▶ _REQUIRED TASK_
Lines that hold the string "weiyun" are to be counted; give only their number.

(Collection entries)
= = =
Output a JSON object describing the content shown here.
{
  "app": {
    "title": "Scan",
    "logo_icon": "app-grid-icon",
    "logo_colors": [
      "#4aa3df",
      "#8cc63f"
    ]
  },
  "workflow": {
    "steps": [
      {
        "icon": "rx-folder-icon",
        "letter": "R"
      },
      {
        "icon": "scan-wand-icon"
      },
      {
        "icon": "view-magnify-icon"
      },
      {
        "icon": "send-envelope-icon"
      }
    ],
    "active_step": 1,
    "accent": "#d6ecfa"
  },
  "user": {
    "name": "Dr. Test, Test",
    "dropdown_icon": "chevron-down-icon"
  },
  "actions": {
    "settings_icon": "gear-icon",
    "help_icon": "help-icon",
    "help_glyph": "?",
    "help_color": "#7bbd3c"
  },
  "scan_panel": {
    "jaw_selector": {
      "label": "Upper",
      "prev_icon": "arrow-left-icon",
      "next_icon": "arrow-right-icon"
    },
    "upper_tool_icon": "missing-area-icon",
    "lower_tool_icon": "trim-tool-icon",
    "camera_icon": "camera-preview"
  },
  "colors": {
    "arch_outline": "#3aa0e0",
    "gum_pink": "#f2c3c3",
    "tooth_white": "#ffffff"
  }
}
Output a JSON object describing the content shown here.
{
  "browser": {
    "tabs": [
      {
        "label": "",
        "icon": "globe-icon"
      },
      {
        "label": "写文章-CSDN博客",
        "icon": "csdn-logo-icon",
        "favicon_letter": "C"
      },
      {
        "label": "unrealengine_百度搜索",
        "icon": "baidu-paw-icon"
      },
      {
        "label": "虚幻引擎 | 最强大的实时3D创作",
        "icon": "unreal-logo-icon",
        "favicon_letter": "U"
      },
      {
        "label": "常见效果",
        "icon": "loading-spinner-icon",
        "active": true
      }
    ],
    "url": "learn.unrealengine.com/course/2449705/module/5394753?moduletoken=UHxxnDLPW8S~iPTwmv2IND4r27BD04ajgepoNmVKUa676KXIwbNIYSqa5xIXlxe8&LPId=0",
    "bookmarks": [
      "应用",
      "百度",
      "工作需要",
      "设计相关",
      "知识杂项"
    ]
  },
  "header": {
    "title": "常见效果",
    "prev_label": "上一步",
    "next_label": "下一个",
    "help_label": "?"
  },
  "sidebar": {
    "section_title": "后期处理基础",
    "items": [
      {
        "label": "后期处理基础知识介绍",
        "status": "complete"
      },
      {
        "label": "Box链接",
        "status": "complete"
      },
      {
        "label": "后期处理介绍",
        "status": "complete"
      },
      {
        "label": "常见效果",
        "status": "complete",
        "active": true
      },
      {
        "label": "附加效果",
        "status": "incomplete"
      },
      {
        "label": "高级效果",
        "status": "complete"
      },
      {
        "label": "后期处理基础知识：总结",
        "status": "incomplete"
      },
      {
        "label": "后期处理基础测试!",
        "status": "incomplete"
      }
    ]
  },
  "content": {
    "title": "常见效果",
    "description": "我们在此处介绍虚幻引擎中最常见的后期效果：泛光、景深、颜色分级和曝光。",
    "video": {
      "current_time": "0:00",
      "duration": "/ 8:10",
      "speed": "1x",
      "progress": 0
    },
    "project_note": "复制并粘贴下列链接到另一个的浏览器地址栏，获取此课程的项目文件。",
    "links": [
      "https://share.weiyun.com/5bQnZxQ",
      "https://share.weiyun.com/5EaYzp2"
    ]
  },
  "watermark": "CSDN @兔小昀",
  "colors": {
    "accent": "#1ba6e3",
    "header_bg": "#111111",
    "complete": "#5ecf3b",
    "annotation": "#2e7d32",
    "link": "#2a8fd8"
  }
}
= = =
▶ _THE RESULT_
2